Reproduce every line of the material below, but drop the pictures.

▶ **Given information**
--- START ---

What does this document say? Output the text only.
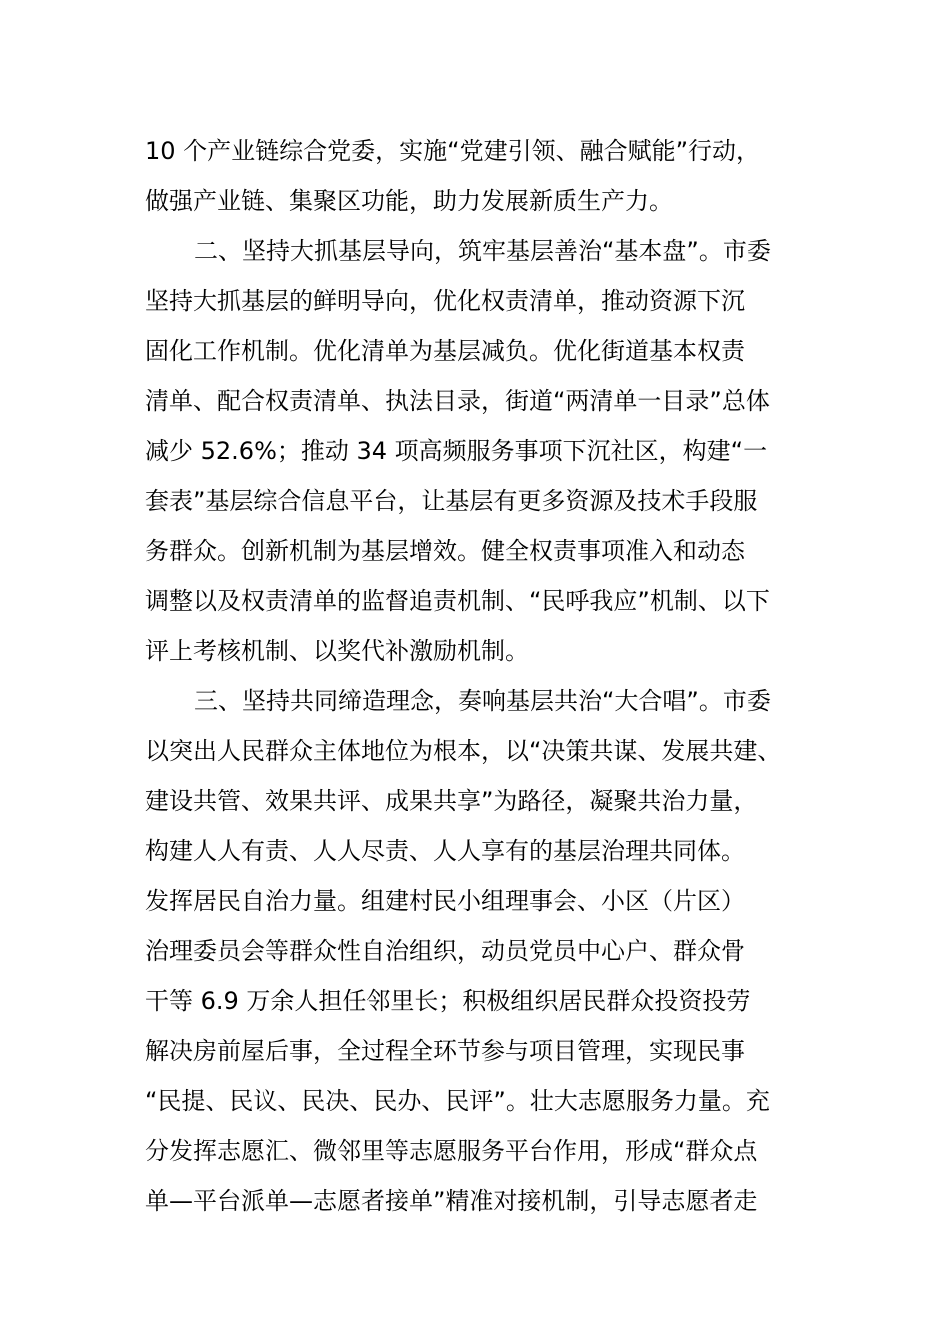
10 个产业链综合党委，实施“党建引领、融合赋能”行动，
做强产业链、集聚区功能，助力发展新质生产力。
二、坚持大抓基层导向，筑牢基层善治“基本盘”。市委
坚持大抓基层的鲜明导向，优化权责清单，推动资源下沉
固化工作机制。优化清单为基层减负。优化街道基本权责
清单、配合权责清单、执法目录，街道“两清单一目录”总体
减少 52.6%；推动 34 项高频服务事项下沉社区，构建“一
套表”基层综合信息平台，让基层有更多资源及技术手段服
务群众。创新机制为基层增效。健全权责事项准入和动态
调整以及权责清单的监督追责机制、“民呼我应”机制、以下
评上考核机制、以奖代补激励机制。
三、坚持共同缔造理念，奏响基层共治“大合唱”。市委
以突出人民群众主体地位为根本，以“决策共谋、发展共建、
建设共管、效果共评、成果共享”为路径，凝聚共治力量，
构建人人有责、人人尽责、人人享有的基层治理共同体。
发挥居民自治力量。组建村民小组理事会、小区（片区）
治理委员会等群众性自治组织，动员党员中心户、群众骨
干等 6.9 万余人担任邻里长；积极组织居民群众投资投劳
解决房前屋后事，全过程全环节参与项目管理，实现民事
“民提、民议、民决、民办、民评”。壮大志愿服务力量。充
分发挥志愿汇、微邻里等志愿服务平台作用，形成“群众点
单—平台派单—志愿者接单”精准对接机制，引导志愿者走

--- END ---

▶ **Solution to this task**
What does this document say? Output the text only.
10 个产业链综合党委，实施“党建引领、融合赋能”行动，
做强产业链、集聚区功能，助力发展新质生产力。
二、坚持大抓基层导向，筑牢基层善治“基本盘”。市委
坚持大抓基层的鲜明导向，优化权责清单，推动资源下沉
固化工作机制。优化清单为基层减负。优化街道基本权责
清单、配合权责清单、执法目录，街道“两清单一目录”总体
减少 52.6%；推动 34 项高频服务事项下沉社区，构建“一
套表”基层综合信息平台，让基层有更多资源及技术手段服
务群众。创新机制为基层增效。健全权责事项准入和动态
调整以及权责清单的监督追责机制、“民呼我应”机制、以下
评上考核机制、以奖代补激励机制。
三、坚持共同缔造理念，奏响基层共治“大合唱”。市委
以突出人民群众主体地位为根本，以“决策共谋、发展共建、
建设共管、效果共评、成果共享”为路径，凝聚共治力量，
构建人人有责、人人尽责、人人享有的基层治理共同体。
发挥居民自治力量。组建村民小组理事会、小区（片区）
治理委员会等群众性自治组织，动员党员中心户、群众骨
干等 6.9 万余人担任邻里长；积极组织居民群众投资投劳
解决房前屋后事，全过程全环节参与项目管理，实现民事
“民提、民议、民决、民办、民评”。壮大志愿服务力量。充
分发挥志愿汇、微邻里等志愿服务平台作用，形成“群众点
单—平台派单—志愿者接单”精准对接机制，引导志愿者走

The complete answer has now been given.